:: AIM ::
In the listing below, identify each line with the word "Report" and return those lines.

Dataset items:
---*---

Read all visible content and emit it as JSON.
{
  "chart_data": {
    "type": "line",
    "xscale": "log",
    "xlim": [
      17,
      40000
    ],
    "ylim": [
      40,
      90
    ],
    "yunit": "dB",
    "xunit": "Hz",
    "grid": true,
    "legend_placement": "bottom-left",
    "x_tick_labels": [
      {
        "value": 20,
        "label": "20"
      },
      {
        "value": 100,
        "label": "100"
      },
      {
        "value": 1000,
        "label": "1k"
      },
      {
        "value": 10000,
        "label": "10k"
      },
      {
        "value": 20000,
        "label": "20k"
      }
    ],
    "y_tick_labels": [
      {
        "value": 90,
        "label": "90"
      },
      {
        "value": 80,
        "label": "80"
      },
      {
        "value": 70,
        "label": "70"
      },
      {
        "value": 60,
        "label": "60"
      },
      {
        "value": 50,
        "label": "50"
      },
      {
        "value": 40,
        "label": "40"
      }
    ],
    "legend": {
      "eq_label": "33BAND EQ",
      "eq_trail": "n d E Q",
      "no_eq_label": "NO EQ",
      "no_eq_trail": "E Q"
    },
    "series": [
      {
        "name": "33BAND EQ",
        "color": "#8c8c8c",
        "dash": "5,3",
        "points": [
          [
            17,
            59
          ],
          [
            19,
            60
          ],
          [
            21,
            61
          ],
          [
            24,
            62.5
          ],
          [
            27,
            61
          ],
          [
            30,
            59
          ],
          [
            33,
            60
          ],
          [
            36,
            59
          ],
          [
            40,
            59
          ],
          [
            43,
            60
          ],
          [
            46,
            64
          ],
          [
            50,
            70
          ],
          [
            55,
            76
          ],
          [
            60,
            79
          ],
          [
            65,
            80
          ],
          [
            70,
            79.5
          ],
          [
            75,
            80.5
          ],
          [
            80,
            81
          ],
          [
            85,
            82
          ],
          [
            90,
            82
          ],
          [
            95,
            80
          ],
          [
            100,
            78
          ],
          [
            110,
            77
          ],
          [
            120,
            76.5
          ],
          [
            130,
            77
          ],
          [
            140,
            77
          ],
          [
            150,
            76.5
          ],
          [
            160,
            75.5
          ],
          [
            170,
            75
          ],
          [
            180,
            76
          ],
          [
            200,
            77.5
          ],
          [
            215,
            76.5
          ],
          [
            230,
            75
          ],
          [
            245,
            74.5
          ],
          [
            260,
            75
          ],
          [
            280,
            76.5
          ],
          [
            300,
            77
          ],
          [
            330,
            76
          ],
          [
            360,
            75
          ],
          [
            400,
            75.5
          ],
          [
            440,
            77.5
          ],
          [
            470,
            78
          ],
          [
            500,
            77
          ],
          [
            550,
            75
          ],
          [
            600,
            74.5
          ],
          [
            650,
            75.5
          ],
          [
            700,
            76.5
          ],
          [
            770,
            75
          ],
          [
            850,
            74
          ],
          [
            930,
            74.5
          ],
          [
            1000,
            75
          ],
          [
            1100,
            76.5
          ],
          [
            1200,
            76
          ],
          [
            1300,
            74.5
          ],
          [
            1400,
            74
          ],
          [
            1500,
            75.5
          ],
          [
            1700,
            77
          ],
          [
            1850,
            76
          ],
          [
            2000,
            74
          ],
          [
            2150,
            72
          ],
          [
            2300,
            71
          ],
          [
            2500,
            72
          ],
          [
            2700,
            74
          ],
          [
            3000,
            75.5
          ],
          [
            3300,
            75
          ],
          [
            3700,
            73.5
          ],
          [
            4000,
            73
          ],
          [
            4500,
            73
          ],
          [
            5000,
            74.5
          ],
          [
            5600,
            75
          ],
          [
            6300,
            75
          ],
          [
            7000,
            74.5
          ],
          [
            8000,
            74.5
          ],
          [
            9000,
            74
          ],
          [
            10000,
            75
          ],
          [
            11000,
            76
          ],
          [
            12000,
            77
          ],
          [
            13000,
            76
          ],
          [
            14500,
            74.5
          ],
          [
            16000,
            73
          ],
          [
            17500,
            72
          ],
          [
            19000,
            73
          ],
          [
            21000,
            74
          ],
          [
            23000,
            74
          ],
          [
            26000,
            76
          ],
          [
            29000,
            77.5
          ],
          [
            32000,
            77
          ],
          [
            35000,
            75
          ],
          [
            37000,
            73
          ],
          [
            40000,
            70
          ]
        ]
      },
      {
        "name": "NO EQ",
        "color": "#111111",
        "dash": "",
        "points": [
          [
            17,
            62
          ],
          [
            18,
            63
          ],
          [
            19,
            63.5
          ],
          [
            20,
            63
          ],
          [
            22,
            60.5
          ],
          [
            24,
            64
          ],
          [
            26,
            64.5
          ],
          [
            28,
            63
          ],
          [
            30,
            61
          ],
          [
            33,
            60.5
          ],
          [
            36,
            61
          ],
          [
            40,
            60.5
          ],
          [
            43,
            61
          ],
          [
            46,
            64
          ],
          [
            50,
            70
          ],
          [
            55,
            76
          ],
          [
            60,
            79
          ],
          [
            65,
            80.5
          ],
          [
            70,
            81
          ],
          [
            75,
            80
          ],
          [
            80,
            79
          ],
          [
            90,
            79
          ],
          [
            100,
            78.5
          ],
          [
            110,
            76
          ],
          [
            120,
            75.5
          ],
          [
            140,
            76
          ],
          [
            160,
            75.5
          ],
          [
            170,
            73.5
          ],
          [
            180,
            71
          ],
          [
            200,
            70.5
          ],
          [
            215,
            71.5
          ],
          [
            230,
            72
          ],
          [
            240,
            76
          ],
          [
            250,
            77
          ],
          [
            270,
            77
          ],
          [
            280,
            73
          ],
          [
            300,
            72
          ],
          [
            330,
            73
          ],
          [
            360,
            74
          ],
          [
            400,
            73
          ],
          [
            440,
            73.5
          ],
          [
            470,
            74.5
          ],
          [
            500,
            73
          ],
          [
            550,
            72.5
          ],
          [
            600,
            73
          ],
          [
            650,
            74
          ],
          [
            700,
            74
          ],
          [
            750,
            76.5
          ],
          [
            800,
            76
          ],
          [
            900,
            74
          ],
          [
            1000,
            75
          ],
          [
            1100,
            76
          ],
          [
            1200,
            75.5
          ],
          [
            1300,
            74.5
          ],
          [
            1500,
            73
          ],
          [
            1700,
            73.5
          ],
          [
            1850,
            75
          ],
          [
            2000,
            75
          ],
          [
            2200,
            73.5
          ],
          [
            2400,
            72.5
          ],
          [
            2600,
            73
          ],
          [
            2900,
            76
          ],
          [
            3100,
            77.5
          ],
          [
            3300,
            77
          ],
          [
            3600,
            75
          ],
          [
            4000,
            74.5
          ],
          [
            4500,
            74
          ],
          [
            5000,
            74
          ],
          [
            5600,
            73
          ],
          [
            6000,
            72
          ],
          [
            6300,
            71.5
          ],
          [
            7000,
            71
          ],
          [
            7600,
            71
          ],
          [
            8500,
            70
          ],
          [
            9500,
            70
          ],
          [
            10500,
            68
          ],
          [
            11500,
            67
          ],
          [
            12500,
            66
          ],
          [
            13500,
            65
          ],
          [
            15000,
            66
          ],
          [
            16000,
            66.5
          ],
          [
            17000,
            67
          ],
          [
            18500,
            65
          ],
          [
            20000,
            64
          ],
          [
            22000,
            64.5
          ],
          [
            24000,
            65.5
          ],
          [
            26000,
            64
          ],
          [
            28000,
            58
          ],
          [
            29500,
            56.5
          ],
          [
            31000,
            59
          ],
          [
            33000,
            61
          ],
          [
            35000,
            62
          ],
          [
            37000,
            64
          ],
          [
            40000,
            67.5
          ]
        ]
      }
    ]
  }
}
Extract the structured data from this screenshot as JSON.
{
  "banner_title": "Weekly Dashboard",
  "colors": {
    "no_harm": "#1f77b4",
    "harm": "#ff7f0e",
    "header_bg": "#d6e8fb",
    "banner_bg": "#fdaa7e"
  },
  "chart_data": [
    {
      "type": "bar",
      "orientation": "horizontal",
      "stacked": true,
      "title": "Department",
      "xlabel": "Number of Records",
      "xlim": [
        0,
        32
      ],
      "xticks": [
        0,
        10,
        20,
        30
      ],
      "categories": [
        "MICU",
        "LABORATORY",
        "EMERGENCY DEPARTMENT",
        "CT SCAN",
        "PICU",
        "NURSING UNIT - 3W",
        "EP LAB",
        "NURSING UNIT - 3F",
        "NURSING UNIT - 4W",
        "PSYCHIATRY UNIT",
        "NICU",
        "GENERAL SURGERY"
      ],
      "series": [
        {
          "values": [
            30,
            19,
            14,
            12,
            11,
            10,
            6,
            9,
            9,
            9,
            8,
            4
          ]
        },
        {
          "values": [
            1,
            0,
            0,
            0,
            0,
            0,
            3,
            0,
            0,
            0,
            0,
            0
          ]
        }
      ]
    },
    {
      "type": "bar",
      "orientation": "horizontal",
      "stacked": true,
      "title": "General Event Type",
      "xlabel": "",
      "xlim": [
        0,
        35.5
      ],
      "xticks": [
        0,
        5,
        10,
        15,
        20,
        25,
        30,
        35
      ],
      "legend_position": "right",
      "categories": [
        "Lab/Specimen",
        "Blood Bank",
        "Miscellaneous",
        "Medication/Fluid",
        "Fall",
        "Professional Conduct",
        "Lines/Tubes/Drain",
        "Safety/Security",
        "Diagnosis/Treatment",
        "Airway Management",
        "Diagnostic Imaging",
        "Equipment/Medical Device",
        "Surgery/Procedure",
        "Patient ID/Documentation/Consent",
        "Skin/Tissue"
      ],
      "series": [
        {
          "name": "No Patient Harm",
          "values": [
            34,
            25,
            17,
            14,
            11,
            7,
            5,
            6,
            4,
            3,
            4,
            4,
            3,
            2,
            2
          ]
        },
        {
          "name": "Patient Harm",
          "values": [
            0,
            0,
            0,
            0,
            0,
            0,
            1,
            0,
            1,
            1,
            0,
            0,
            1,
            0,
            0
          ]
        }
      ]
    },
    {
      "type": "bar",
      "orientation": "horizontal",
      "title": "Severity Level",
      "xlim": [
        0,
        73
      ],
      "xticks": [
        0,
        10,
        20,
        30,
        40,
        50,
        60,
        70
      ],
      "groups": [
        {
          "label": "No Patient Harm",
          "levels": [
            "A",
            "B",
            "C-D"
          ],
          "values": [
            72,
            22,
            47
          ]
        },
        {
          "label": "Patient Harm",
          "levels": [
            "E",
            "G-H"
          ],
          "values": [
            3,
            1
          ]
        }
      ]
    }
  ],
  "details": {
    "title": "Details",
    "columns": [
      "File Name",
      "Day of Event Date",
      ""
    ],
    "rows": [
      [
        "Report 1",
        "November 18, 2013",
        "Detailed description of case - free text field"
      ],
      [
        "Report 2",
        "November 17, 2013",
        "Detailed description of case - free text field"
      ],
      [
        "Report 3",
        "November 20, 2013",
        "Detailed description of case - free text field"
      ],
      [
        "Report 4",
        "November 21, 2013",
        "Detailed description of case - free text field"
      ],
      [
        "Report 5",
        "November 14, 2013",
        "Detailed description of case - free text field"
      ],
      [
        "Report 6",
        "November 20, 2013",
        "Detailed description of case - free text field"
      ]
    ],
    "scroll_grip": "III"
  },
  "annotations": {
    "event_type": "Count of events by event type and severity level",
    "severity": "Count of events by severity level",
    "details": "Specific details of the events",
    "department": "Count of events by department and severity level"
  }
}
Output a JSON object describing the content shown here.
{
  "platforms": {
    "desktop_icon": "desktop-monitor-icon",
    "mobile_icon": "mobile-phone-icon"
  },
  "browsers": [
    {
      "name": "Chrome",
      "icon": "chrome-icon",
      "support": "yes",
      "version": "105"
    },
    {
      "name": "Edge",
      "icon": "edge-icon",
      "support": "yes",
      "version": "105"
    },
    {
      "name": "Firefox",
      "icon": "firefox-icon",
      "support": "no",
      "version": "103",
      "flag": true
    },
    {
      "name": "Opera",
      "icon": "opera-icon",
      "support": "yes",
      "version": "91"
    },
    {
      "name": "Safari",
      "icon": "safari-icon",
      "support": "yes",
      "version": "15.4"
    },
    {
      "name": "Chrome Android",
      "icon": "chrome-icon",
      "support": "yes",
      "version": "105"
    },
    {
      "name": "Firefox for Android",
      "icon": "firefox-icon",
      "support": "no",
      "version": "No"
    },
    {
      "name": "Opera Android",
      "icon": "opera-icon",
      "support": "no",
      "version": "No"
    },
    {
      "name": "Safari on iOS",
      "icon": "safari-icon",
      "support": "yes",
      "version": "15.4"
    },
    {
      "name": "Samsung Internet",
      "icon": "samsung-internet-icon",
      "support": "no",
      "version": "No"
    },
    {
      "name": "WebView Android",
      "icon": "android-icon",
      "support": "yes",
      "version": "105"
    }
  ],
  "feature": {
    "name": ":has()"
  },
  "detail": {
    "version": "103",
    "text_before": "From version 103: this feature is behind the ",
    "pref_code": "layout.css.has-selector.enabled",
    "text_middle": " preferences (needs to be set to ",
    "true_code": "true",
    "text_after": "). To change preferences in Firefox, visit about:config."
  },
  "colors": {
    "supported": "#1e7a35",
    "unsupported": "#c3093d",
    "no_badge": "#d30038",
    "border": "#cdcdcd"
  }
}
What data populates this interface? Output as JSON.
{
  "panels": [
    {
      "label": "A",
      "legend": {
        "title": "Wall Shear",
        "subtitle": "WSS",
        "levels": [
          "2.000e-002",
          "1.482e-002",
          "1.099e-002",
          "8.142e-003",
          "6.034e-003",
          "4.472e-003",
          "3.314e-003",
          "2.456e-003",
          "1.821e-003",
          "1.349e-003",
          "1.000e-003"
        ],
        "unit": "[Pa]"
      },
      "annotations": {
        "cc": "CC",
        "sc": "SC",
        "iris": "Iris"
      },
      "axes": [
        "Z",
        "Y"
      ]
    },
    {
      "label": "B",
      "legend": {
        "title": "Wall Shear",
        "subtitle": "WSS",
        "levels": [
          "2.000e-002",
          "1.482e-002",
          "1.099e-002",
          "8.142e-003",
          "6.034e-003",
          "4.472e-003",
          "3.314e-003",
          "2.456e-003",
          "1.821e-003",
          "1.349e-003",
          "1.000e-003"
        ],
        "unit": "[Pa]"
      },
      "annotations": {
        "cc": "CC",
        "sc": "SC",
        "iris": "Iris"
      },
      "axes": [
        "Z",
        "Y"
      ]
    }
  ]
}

---*---

:: SOLVED PROBLEM ::
        "Report 1",
        "Report 2",
        "Report 3",
        "Report 4",
        "Report 5",
        "Report 6",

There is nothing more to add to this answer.